RECORDS SUPPLIED
---

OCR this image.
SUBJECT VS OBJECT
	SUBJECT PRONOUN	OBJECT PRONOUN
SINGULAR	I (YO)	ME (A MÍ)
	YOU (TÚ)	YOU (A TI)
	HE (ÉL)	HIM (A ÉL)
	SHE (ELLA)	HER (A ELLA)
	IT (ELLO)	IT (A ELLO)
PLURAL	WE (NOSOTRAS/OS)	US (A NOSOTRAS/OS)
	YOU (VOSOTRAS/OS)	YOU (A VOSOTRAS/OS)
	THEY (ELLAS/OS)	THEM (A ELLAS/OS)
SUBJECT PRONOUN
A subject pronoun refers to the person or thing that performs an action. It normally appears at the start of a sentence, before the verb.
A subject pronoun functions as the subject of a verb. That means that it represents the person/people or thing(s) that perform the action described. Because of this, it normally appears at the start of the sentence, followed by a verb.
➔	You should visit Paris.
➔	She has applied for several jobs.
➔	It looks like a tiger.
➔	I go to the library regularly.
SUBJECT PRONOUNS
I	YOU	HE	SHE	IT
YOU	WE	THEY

---

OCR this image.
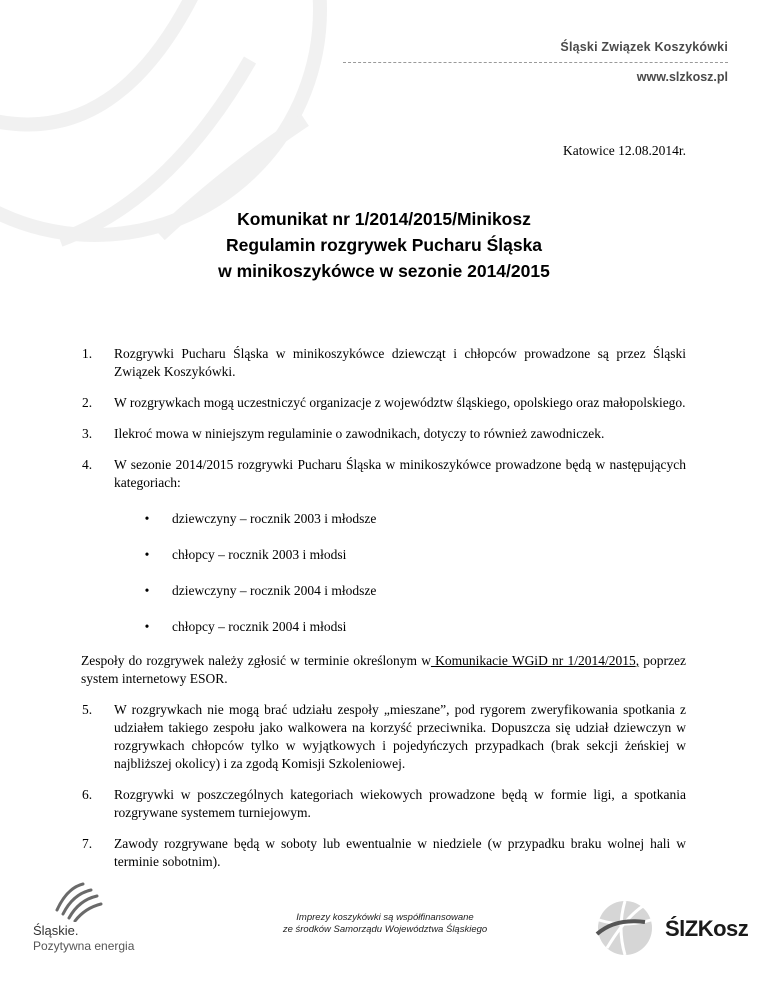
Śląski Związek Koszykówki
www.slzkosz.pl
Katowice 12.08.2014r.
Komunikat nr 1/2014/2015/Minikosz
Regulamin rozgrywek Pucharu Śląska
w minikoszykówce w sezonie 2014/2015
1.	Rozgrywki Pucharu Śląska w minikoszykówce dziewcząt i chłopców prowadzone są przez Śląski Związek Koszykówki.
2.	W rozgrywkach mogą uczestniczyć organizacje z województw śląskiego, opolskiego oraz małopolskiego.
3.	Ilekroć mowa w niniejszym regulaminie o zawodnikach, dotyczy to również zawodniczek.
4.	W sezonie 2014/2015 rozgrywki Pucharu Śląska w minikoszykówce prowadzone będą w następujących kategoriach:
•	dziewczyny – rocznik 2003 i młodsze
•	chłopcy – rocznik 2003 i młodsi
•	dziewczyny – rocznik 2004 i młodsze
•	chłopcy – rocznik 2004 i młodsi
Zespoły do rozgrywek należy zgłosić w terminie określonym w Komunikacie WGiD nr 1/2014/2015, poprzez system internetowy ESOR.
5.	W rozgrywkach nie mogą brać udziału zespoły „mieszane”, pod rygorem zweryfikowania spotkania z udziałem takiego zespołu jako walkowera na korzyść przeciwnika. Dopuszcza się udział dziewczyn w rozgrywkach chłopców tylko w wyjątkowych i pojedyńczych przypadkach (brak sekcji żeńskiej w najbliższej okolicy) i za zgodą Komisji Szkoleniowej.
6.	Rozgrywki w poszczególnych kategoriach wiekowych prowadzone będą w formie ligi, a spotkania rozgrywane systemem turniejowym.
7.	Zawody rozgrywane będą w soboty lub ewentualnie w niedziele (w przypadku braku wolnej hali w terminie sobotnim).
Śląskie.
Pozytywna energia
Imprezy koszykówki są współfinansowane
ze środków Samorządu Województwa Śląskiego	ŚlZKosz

---

DIRECTIONS
Extract from the data every line where "spotkania" shows up.

COMPLETE OUTPUT
5.	W rozgrywkach nie mogą brać udziału zespoły „mieszane”, pod rygorem zweryfikowania spotkania z udziałem takiego zespołu jako walkowera na korzyść przeciwnika. Dopuszcza się udział dziewczyn w rozgrywkach chłopców tylko w wyjątkowych i pojedyńczych przypadkach (brak sekcji żeńskiej w najbliższej okolicy) i za zgodą Komisji Szkoleniowej.
6.	Rozgrywki w poszczególnych kategoriach wiekowych prowadzone będą w formie ligi, a spotkania rozgrywane systemem turniejowym.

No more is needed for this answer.